[STATED PROBLEM]: Work through the data below line by line and say how many lines hold "JSON"; give only the number.

[SOURCE DATA]:
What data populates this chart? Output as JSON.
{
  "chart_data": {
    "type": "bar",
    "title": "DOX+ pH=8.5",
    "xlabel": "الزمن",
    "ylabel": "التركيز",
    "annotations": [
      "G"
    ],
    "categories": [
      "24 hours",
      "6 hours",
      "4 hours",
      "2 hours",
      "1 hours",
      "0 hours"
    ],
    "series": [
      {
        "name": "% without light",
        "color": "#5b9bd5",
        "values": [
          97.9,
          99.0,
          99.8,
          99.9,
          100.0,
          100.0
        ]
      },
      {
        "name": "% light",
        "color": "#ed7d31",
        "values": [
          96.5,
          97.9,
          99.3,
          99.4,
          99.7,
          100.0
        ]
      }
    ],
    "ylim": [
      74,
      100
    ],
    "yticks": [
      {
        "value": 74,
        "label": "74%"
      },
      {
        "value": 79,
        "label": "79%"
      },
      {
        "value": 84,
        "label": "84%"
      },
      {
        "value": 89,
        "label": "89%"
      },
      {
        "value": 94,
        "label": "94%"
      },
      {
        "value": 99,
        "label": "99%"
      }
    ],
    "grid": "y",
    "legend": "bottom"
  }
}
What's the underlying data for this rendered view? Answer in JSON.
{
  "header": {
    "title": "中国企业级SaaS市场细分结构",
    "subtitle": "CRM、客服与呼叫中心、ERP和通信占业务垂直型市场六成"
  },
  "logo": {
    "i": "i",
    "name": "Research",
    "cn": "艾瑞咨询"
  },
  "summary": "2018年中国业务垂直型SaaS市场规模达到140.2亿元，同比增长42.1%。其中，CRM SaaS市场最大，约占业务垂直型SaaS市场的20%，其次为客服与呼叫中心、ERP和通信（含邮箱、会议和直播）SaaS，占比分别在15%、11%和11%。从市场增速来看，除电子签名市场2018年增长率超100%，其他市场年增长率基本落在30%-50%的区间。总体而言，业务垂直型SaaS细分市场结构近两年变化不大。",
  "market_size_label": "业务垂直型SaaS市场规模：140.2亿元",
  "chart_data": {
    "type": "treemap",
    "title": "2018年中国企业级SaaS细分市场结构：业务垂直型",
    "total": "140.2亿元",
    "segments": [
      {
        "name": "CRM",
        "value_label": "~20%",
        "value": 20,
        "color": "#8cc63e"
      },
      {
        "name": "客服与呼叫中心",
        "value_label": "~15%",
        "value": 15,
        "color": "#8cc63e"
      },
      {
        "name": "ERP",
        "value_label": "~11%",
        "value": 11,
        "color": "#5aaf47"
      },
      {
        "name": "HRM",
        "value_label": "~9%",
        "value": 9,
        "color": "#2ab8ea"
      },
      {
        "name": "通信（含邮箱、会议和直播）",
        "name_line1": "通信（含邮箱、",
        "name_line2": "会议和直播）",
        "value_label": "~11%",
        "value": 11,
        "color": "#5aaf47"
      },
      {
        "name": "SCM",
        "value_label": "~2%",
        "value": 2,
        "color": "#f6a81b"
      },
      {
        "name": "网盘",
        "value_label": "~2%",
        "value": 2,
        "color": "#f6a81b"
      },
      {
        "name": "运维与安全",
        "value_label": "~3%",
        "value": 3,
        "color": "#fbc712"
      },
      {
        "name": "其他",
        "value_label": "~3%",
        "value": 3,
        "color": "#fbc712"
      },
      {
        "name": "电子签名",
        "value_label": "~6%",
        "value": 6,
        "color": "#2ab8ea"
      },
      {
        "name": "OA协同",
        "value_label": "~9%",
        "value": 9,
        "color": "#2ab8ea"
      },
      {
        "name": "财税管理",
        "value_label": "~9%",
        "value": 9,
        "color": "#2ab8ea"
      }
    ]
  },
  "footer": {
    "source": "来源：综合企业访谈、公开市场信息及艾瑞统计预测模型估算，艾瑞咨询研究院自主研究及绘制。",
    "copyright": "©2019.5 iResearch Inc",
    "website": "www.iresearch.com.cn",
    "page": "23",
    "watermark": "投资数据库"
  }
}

==

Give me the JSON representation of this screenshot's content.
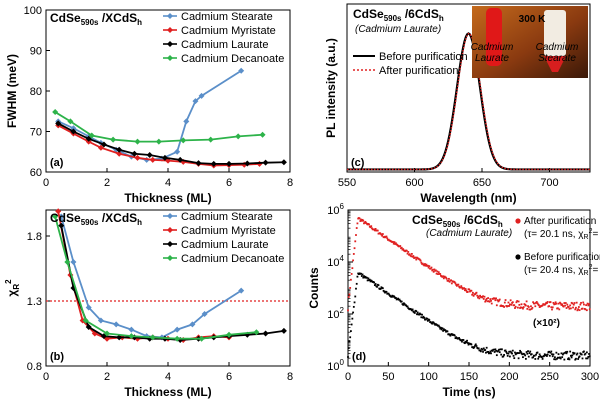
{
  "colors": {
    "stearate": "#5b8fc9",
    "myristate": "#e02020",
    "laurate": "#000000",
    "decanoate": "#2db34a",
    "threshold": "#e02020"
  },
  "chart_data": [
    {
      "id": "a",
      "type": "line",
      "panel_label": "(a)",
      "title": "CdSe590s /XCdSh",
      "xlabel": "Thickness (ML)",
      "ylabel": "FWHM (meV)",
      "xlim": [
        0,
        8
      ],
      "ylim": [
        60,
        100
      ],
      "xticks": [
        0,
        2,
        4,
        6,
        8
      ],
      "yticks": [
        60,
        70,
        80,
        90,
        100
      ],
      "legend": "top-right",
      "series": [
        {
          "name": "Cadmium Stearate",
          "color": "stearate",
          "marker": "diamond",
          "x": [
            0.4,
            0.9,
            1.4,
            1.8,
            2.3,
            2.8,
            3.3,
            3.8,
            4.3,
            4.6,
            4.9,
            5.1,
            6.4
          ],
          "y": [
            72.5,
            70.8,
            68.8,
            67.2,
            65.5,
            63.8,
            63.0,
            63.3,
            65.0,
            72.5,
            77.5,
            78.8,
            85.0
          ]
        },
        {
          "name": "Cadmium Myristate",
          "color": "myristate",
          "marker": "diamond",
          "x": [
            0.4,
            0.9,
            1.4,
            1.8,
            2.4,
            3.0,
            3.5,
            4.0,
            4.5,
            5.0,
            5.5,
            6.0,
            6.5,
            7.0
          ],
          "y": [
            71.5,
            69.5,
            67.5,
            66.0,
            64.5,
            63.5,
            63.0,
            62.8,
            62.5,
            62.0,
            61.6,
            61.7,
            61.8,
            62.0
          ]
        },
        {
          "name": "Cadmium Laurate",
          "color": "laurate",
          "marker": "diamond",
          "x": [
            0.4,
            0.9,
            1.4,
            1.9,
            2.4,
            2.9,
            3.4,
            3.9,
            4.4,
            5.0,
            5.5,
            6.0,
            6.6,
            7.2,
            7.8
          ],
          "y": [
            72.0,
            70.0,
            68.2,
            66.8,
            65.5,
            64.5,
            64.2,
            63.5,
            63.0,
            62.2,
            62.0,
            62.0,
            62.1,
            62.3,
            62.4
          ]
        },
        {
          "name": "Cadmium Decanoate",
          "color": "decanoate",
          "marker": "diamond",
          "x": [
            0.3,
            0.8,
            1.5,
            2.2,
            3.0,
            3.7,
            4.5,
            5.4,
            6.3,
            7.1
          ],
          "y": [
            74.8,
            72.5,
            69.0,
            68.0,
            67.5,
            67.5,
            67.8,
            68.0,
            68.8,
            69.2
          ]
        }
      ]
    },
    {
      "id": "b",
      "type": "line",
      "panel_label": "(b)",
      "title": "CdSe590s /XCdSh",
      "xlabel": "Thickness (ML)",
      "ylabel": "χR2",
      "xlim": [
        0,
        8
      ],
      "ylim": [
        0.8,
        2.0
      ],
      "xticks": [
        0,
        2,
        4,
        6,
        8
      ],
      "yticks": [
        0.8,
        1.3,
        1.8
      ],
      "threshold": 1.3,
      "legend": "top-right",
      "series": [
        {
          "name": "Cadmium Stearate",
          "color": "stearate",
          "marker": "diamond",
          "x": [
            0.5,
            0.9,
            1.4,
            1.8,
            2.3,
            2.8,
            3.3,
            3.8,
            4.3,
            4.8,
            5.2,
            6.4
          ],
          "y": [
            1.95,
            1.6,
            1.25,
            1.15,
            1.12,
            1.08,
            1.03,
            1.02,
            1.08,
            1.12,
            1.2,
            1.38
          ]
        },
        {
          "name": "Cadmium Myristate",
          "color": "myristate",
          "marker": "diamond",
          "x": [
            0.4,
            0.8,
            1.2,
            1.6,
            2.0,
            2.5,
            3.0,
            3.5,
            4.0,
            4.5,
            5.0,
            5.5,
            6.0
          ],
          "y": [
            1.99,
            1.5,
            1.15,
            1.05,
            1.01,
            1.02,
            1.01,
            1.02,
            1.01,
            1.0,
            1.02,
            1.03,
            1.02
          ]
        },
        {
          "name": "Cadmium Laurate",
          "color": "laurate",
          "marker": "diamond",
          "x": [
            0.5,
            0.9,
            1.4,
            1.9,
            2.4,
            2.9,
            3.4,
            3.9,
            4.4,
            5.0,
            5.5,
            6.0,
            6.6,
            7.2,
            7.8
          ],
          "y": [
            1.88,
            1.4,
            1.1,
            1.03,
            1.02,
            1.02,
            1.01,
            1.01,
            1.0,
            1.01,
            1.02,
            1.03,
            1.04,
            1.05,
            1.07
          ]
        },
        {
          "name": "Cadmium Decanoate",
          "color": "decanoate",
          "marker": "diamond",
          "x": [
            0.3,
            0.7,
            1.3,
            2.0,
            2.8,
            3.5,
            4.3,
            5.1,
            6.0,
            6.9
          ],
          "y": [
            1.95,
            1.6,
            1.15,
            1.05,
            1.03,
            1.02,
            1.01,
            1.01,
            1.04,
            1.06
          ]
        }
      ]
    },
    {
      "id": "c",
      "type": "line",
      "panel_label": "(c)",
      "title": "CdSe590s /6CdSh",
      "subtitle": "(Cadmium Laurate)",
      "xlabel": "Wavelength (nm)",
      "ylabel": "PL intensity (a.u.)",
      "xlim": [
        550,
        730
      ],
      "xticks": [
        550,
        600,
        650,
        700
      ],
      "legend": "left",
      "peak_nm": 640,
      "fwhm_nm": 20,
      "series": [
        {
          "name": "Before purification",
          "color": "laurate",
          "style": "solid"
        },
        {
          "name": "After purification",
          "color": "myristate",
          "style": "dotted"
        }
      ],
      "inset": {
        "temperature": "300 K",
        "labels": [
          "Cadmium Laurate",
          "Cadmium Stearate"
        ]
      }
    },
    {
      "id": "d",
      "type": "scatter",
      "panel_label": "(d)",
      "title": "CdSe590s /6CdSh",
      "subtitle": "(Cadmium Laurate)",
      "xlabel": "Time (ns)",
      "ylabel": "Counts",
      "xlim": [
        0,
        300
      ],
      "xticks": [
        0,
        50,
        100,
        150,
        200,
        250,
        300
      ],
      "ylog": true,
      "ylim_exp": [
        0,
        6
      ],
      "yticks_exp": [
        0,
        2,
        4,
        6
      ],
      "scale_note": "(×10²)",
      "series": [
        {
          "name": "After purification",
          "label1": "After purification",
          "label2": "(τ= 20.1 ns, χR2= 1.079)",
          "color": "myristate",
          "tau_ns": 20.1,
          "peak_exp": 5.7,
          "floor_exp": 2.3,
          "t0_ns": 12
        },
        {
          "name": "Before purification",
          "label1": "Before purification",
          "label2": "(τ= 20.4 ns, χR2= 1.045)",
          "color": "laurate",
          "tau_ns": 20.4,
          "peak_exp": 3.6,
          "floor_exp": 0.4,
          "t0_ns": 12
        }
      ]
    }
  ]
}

[RESULT OF THIS EXERCISE]: 3